╔══

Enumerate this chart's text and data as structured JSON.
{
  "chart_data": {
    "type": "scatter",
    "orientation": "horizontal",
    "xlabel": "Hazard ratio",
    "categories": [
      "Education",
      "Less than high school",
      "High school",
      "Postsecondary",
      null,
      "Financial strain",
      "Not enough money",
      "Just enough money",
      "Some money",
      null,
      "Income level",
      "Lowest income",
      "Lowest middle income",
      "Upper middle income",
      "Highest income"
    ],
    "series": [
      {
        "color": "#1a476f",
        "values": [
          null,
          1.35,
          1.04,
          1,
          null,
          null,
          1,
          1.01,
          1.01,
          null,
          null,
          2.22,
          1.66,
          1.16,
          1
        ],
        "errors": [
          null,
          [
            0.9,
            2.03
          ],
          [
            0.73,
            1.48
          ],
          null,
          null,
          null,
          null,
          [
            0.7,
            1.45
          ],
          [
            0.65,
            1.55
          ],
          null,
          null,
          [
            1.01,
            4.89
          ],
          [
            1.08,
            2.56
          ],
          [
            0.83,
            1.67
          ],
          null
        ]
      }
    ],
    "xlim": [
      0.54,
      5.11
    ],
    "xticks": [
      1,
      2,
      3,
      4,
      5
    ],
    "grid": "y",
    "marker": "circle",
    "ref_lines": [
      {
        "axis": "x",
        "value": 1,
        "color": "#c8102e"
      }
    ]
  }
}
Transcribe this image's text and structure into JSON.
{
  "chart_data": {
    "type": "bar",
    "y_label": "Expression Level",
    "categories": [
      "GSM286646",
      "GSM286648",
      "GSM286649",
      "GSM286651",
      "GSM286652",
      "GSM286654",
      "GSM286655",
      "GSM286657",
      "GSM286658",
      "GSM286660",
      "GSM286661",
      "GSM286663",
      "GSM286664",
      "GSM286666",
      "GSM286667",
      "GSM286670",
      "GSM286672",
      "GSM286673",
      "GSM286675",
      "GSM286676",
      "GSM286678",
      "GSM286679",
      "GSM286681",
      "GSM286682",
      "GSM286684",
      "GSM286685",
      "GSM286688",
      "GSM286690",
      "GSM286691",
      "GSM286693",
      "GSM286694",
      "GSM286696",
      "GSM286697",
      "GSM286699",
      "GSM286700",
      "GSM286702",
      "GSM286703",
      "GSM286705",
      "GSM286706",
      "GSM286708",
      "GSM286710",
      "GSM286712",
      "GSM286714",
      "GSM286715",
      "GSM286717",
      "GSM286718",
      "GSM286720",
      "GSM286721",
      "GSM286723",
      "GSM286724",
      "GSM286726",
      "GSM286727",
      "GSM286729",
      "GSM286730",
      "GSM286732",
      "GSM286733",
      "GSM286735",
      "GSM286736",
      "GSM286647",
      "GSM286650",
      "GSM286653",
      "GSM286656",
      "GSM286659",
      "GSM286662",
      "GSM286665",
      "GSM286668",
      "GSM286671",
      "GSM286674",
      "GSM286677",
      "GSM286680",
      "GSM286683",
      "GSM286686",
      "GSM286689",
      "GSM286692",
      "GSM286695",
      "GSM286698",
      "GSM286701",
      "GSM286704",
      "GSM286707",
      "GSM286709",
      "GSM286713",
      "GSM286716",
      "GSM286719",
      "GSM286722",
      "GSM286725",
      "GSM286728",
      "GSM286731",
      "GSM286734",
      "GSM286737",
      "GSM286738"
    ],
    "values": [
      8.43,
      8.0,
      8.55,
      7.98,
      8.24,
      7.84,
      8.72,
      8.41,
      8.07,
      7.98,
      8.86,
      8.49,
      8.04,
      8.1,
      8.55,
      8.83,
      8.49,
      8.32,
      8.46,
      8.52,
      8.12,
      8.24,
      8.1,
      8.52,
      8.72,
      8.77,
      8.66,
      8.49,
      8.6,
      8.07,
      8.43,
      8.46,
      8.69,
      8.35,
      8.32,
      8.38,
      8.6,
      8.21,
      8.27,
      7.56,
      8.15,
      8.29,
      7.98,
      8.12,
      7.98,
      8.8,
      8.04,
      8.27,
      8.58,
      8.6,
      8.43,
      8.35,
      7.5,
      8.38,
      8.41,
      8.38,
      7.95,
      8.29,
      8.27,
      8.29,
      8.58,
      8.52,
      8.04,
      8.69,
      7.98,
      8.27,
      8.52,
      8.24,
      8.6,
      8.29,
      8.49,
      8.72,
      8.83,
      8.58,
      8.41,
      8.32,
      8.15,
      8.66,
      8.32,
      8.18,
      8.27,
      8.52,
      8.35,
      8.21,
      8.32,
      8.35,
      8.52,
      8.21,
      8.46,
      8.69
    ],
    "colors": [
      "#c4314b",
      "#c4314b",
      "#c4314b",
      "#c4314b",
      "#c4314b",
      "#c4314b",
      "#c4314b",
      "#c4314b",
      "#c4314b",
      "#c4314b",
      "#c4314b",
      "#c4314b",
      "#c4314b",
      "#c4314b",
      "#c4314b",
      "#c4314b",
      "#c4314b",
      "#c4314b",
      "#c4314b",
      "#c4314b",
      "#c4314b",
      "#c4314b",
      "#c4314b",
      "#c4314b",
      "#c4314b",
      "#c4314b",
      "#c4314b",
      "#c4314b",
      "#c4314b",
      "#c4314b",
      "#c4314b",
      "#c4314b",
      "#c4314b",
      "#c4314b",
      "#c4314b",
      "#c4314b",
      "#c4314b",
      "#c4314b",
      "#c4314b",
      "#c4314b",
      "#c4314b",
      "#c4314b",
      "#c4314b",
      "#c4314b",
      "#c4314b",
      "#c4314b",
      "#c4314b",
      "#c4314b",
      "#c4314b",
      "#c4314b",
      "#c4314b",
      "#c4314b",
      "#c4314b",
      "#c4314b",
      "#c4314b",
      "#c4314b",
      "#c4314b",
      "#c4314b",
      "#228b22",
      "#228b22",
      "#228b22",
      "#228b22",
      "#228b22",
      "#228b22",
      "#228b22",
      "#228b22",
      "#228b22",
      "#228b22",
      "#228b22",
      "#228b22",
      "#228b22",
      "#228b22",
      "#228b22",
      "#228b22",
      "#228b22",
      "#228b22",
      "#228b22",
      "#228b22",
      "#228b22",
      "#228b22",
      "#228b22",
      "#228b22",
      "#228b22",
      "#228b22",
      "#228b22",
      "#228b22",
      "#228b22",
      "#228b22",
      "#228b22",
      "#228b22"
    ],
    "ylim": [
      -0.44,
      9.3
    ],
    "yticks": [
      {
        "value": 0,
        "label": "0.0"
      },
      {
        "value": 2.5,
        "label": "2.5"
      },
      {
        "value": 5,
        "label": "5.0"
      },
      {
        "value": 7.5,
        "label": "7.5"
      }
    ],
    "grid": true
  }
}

╚══

# WRITTEN REQUEST
Write all of the records out again exactly.

# SOLUTION FOR THIS PROBLEM
Enumerate this chart's text and data as structured JSON.
{
  "chart_data": {
    "type": "scatter",
    "orientation": "horizontal",
    "xlabel": "Hazard ratio",
    "categories": [
      "Education",
      "Less than high school",
      "High school",
      "Postsecondary",
      null,
      "Financial strain",
      "Not enough money",
      "Just enough money",
      "Some money",
      null,
      "Income level",
      "Lowest income",
      "Lowest middle income",
      "Upper middle income",
      "Highest income"
    ],
    "series": [
      {
        "color": "#1a476f",
        "values": [
          null,
          1.35,
          1.04,
          1,
          null,
          null,
          1,
          1.01,
          1.01,
          null,
          null,
          2.22,
          1.66,
          1.16,
          1
        ],
        "errors": [
          null,
          [
            0.9,
            2.03
          ],
          [
            0.73,
            1.48
          ],
          null,
          null,
          null,
          null,
          [
            0.7,
            1.45
          ],
          [
            0.65,
            1.55
          ],
          null,
          null,
          [
            1.01,
            4.89
          ],
          [
            1.08,
            2.56
          ],
          [
            0.83,
            1.67
          ],
          null
        ]
      }
    ],
    "xlim": [
      0.54,
      5.11
    ],
    "xticks": [
      1,
      2,
      3,
      4,
      5
    ],
    "grid": "y",
    "marker": "circle",
    "ref_lines": [
      {
        "axis": "x",
        "value": 1,
        "color": "#c8102e"
      }
    ]
  }
}
Transcribe this image's text and structure into JSON.
{
  "chart_data": {
    "type": "bar",
    "y_label": "Expression Level",
    "categories": [
      "GSM286646",
      "GSM286648",
      "GSM286649",
      "GSM286651",
      "GSM286652",
      "GSM286654",
      "GSM286655",
      "GSM286657",
      "GSM286658",
      "GSM286660",
      "GSM286661",
      "GSM286663",
      "GSM286664",
      "GSM286666",
      "GSM286667",
      "GSM286670",
      "GSM286672",
      "GSM286673",
      "GSM286675",
      "GSM286676",
      "GSM286678",
      "GSM286679",
      "GSM286681",
      "GSM286682",
      "GSM286684",
      "GSM286685",
      "GSM286688",
      "GSM286690",
      "GSM286691",
      "GSM286693",
      "GSM286694",
      "GSM286696",
      "GSM286697",
      "GSM286699",
      "GSM286700",
      "GSM286702",
      "GSM286703",
      "GSM286705",
      "GSM286706",
      "GSM286708",
      "GSM286710",
      "GSM286712",
      "GSM286714",
      "GSM286715",
      "GSM286717",
      "GSM286718",
      "GSM286720",
      "GSM286721",
      "GSM286723",
      "GSM286724",
      "GSM286726",
      "GSM286727",
      "GSM286729",
      "GSM286730",
      "GSM286732",
      "GSM286733",
      "GSM286735",
      "GSM286736",
      "GSM286647",
      "GSM286650",
      "GSM286653",
      "GSM286656",
      "GSM286659",
      "GSM286662",
      "GSM286665",
      "GSM286668",
      "GSM286671",
      "GSM286674",
      "GSM286677",
      "GSM286680",
      "GSM286683",
      "GSM286686",
      "GSM286689",
      "GSM286692",
      "GSM286695",
      "GSM286698",
      "GSM286701",
      "GSM286704",
      "GSM286707",
      "GSM286709",
      "GSM286713",
      "GSM286716",
      "GSM286719",
      "GSM286722",
      "GSM286725",
      "GSM286728",
      "GSM286731",
      "GSM286734",
      "GSM286737",
      "GSM286738"
    ],
    "values": [
      8.43,
      8.0,
      8.55,
      7.98,
      8.24,
      7.84,
      8.72,
      8.41,
      8.07,
      7.98,
      8.86,
      8.49,
      8.04,
      8.1,
      8.55,
      8.83,
      8.49,
      8.32,
      8.46,
      8.52,
      8.12,
      8.24,
      8.1,
      8.52,
      8.72,
      8.77,
      8.66,
      8.49,
      8.6,
      8.07,
      8.43,
      8.46,
      8.69,
      8.35,
      8.32,
      8.38,
      8.6,
      8.21,
      8.27,
      7.56,
      8.15,
      8.29,
      7.98,
      8.12,
      7.98,
      8.8,
      8.04,
      8.27,
      8.58,
      8.6,
      8.43,
      8.35,
      7.5,
      8.38,
      8.41,
      8.38,
      7.95,
      8.29,
      8.27,
      8.29,
      8.58,
      8.52,
      8.04,
      8.69,
      7.98,
      8.27,
      8.52,
      8.24,
      8.6,
      8.29,
      8.49,
      8.72,
      8.83,
      8.58,
      8.41,
      8.32,
      8.15,
      8.66,
      8.32,
      8.18,
      8.27,
      8.52,
      8.35,
      8.21,
      8.32,
      8.35,
      8.52,
      8.21,
      8.46,
      8.69
    ],
    "colors": [
      "#c4314b",
      "#c4314b",
      "#c4314b",
      "#c4314b",
      "#c4314b",
      "#c4314b",
      "#c4314b",
      "#c4314b",
      "#c4314b",
      "#c4314b",
      "#c4314b",
      "#c4314b",
      "#c4314b",
      "#c4314b",
      "#c4314b",
      "#c4314b",
      "#c4314b",
      "#c4314b",
      "#c4314b",
      "#c4314b",
      "#c4314b",
      "#c4314b",
      "#c4314b",
      "#c4314b",
      "#c4314b",
      "#c4314b",
      "#c4314b",
      "#c4314b",
      "#c4314b",
      "#c4314b",
      "#c4314b",
      "#c4314b",
      "#c4314b",
      "#c4314b",
      "#c4314b",
      "#c4314b",
      "#c4314b",
      "#c4314b",
      "#c4314b",
      "#c4314b",
      "#c4314b",
      "#c4314b",
      "#c4314b",
      "#c4314b",
      "#c4314b",
      "#c4314b",
      "#c4314b",
      "#c4314b",
      "#c4314b",
      "#c4314b",
      "#c4314b",
      "#c4314b",
      "#c4314b",
      "#c4314b",
      "#c4314b",
      "#c4314b",
      "#c4314b",
      "#c4314b",
      "#228b22",
      "#228b22",
      "#228b22",
      "#228b22",
      "#228b22",
      "#228b22",
      "#228b22",
      "#228b22",
      "#228b22",
      "#228b22",
      "#228b22",
      "#228b22",
      "#228b22",
      "#228b22",
      "#228b22",
      "#228b22",
      "#228b22",
      "#228b22",
      "#228b22",
      "#228b22",
      "#228b22",
      "#228b22",
      "#228b22",
      "#228b22",
      "#228b22",
      "#228b22",
      "#228b22",
      "#228b22",
      "#228b22",
      "#228b22",
      "#228b22",
      "#228b22"
    ],
    "ylim": [
      -0.44,
      9.3
    ],
    "yticks": [
      {
        "value": 0,
        "label": "0.0"
      },
      {
        "value": 2.5,
        "label": "2.5"
      },
      {
        "value": 5,
        "label": "5.0"
      },
      {
        "value": 7.5,
        "label": "7.5"
      }
    ],
    "grid": true
  }
}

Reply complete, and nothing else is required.